- Exercise description
Type out the passage in the commentary on the fall of the Soviet Union from "The following article" up to and including "functioning space program?".

What the Russian Revolution achieved and why it degenerated

The following article does a good job of analyzing the fall of the Soviet Union and the western reaction to that until it starts to blame much of the fall of the Soviet Union on Joseph Stalin. In actuality it as Stalin who industrialized and modernized the Soviet Union. That’s not to say he did nothing to inflate the Soviet Unions Bureaucracy or to over look his purges. Alan Woods writes this article from a largely Trotskyist view. But much of the rest of this was very good at pointing out the levels of deceit needed by western pundits and writers to smear communist leaders and their achievements. He points to some interesting statistics that show that the Soviet Union had accomplished a lot, economically. Woods points out that the Soviet Union was way ahead of the US in starting a space program. How many other countries in the world could put together a functioning space program?
The fall of the Soviet Union needs to be carefully analyzed. This article is a good step in that direction. Although there parts of this I disagree with, it is worth reading for those things Woods got right. There are probably many reason the Soviet Union deteriorated and finally collapses.  The Third world movements, of which were never specifically pro-Soviet, have completely died out. Apparently these countries were more dependent on the Soviet Union (many indirectly) than we all realized. I have never been a pro-Soviet leftist activist, but I now realized how much we lost when the Soviet Union fell. I have already written on the fall of the Cold war and how we are not better off with out it; Are we really better off without a Cold War? Part 1 and Part 2.

- Extracted information
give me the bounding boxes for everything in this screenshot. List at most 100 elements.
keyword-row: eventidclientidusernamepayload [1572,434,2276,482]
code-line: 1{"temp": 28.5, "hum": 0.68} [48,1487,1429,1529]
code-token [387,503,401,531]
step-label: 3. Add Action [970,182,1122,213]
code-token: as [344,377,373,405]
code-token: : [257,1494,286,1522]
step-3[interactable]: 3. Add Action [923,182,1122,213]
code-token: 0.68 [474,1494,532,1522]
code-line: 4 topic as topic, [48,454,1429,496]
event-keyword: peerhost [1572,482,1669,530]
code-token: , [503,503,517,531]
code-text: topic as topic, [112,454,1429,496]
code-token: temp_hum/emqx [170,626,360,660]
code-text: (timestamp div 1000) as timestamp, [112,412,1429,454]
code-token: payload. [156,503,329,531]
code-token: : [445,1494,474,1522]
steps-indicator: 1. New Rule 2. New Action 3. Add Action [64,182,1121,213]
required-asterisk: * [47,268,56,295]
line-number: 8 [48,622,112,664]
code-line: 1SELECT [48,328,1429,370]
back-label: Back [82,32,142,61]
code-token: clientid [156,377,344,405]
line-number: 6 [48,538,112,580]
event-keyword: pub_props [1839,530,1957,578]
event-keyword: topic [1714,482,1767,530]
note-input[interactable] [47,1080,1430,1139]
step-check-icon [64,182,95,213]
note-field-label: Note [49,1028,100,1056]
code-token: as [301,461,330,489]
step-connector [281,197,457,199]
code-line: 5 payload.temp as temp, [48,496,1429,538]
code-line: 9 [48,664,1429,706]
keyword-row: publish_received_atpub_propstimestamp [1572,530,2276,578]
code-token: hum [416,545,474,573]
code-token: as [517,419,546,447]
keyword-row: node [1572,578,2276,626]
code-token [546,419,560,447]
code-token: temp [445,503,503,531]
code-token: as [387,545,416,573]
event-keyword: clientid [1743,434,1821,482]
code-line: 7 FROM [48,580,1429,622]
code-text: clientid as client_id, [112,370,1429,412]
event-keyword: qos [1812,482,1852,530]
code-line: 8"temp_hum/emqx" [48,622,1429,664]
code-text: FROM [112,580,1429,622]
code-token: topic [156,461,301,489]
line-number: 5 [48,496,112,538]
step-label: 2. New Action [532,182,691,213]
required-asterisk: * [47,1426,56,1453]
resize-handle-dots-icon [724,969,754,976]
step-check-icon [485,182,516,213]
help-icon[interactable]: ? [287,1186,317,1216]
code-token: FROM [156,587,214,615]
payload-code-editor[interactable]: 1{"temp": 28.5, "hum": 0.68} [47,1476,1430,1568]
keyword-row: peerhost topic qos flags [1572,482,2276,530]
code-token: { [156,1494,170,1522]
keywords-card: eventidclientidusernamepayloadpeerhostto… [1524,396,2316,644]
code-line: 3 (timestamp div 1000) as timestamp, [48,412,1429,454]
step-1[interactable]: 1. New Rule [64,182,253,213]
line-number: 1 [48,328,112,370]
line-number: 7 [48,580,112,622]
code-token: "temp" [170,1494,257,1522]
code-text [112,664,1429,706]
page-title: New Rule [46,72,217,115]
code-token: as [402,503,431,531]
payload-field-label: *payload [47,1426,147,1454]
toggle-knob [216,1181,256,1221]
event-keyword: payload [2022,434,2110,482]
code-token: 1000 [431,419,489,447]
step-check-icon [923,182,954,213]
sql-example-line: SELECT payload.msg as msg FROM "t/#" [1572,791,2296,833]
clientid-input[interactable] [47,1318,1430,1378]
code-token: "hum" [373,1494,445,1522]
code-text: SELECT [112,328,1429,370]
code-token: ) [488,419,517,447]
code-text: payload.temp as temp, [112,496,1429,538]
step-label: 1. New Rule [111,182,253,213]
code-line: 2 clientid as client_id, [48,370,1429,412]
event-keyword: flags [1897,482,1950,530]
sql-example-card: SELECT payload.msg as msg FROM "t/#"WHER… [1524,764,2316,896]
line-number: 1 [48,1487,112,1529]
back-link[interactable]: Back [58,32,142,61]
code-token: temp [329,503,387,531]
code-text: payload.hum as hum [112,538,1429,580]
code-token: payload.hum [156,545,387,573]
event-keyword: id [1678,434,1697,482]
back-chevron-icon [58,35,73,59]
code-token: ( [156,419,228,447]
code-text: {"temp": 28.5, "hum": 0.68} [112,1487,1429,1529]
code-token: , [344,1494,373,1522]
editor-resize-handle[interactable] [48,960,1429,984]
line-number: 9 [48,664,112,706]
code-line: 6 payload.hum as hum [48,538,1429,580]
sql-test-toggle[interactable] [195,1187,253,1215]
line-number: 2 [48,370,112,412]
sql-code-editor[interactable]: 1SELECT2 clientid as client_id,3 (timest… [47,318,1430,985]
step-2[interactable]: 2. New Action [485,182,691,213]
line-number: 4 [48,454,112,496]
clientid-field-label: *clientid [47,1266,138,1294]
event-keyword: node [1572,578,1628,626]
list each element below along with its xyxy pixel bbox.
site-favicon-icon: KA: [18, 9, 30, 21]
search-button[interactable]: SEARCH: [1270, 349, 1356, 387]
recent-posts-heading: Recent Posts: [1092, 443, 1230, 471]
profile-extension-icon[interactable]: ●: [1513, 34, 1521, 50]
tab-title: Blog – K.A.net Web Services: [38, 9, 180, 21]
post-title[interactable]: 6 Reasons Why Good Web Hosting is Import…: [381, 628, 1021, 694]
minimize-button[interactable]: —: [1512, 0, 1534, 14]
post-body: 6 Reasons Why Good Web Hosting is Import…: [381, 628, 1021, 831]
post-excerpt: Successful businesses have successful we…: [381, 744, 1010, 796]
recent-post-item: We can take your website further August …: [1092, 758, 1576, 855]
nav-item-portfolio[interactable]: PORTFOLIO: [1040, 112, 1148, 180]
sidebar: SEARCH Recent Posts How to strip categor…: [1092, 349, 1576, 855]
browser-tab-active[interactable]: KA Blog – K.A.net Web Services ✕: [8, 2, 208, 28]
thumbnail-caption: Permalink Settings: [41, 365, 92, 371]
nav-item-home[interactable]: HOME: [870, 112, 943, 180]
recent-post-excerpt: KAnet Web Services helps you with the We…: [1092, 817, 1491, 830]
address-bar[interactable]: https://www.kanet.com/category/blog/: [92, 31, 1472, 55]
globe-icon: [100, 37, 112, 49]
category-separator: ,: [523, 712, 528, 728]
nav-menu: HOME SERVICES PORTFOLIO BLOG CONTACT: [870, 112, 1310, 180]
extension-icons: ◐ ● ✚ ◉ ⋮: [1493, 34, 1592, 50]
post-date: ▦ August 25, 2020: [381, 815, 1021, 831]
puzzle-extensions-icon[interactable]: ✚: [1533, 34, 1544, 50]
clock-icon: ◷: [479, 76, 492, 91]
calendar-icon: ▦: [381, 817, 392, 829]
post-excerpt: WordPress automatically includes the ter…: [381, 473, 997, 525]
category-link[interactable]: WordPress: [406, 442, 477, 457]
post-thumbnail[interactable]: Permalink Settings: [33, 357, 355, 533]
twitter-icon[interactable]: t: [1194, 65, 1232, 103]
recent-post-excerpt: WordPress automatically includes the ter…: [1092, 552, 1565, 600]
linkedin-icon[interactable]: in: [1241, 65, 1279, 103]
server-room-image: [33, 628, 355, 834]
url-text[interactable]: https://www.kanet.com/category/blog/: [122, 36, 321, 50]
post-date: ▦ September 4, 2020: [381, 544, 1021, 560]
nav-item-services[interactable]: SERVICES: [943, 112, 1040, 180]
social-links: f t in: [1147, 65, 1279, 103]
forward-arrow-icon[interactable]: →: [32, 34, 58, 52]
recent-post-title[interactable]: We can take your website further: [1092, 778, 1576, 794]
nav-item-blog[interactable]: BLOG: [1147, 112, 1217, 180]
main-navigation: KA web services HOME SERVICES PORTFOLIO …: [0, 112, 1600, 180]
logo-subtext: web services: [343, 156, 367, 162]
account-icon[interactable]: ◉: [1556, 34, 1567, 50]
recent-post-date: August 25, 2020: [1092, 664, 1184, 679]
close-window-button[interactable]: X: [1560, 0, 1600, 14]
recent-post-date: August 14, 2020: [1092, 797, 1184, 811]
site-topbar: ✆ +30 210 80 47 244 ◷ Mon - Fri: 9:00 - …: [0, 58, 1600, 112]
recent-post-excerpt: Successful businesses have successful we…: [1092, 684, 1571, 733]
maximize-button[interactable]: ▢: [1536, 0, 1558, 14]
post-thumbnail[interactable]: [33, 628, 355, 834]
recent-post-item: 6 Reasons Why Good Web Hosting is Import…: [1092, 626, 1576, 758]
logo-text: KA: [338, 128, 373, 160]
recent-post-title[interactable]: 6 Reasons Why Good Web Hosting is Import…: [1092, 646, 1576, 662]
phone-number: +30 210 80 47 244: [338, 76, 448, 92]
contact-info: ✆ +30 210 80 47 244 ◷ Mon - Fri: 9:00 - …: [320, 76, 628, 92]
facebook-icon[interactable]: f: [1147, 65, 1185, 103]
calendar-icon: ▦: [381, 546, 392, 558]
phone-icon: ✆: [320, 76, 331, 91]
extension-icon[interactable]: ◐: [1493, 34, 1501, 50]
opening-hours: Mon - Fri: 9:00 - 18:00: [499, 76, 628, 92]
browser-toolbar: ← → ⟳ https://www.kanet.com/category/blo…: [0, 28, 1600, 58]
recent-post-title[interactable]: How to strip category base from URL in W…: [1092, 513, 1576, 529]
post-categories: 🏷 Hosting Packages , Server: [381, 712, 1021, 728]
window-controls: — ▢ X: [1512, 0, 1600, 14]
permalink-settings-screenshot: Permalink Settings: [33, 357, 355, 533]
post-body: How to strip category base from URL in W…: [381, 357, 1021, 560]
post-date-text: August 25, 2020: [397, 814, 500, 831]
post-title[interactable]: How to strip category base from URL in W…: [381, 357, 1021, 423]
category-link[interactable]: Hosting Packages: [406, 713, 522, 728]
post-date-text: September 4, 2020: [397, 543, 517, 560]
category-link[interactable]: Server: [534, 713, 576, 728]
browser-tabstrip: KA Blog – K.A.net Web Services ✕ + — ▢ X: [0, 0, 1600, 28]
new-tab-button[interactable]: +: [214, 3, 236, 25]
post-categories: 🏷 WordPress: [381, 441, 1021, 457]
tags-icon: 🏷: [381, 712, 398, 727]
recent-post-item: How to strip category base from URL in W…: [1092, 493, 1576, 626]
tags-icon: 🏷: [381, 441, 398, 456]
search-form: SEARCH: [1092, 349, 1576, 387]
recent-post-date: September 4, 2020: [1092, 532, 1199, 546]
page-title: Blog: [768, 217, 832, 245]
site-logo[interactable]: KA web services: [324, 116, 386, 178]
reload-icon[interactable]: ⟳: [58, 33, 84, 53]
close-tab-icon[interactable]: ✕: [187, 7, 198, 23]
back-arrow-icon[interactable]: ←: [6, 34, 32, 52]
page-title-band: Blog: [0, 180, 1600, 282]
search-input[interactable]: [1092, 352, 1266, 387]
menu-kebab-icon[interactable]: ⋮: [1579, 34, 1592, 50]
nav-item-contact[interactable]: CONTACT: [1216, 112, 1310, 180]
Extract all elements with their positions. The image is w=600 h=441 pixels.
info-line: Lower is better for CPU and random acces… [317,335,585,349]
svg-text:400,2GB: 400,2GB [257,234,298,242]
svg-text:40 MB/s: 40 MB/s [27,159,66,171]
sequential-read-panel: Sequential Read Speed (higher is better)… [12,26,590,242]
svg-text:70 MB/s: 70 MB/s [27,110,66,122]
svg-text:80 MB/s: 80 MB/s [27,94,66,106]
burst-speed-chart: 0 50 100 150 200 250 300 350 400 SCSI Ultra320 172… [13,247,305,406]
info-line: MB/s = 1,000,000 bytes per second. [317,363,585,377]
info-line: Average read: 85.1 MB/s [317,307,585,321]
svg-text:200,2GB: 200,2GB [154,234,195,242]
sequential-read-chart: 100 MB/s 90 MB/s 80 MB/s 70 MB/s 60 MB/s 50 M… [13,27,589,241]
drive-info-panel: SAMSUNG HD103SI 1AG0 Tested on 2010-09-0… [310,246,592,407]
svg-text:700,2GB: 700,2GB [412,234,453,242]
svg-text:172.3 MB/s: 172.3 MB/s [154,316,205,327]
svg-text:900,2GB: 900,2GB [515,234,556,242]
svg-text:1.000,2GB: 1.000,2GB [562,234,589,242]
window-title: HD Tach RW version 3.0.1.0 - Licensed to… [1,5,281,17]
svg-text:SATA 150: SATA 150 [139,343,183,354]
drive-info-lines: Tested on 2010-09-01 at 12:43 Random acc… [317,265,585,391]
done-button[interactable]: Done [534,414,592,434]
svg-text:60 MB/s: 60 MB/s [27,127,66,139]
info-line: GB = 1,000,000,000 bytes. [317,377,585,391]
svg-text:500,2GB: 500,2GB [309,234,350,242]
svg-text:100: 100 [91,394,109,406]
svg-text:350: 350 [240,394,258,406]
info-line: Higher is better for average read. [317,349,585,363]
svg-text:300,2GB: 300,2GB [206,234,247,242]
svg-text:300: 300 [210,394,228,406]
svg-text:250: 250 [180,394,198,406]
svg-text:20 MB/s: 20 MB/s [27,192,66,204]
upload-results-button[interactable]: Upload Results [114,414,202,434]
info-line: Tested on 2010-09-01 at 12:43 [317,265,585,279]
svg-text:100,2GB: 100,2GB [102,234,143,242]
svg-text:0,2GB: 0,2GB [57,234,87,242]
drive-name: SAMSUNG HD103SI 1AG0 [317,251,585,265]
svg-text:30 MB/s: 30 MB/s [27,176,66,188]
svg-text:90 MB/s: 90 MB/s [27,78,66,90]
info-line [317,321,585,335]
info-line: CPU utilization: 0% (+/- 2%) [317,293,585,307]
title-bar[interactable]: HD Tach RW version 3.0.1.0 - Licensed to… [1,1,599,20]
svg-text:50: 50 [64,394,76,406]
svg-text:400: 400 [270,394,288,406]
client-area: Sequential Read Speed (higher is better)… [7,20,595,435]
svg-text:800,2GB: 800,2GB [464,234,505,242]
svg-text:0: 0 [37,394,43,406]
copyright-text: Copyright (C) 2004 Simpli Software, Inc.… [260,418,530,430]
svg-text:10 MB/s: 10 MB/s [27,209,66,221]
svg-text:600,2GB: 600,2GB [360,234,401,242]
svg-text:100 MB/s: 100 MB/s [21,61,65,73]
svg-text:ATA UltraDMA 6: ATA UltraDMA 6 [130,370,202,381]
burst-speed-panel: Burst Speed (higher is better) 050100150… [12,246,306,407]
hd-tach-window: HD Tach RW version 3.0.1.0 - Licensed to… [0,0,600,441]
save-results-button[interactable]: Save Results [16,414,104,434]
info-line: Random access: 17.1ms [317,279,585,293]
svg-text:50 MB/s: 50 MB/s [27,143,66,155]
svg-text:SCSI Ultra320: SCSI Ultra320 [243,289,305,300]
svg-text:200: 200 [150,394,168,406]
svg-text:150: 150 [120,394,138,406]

- Task result
The following article does a good job of analyzing the fall of the Soviet Union and the western reaction to that until it starts to blame much of the fall of the Soviet Union on Joseph Stalin. In actuality it as Stalin who industrialized and modernized the Soviet Union. That’s not to say he did nothing to inflate the Soviet Unions Bureaucracy or to over look his purges. Alan Woods writes this article from a largely Trotskyist view. But much of the rest of this was very good at pointing out the levels of deceit needed by western pundits and writers to smear communist leaders and their achievements. He points to some interesting statistics that show that the Soviet Union had accomplished a lot, economically. Woods points out that the Soviet Union was way ahead of the US in starting a space program. How many other countries in the world could put together a functioning space program?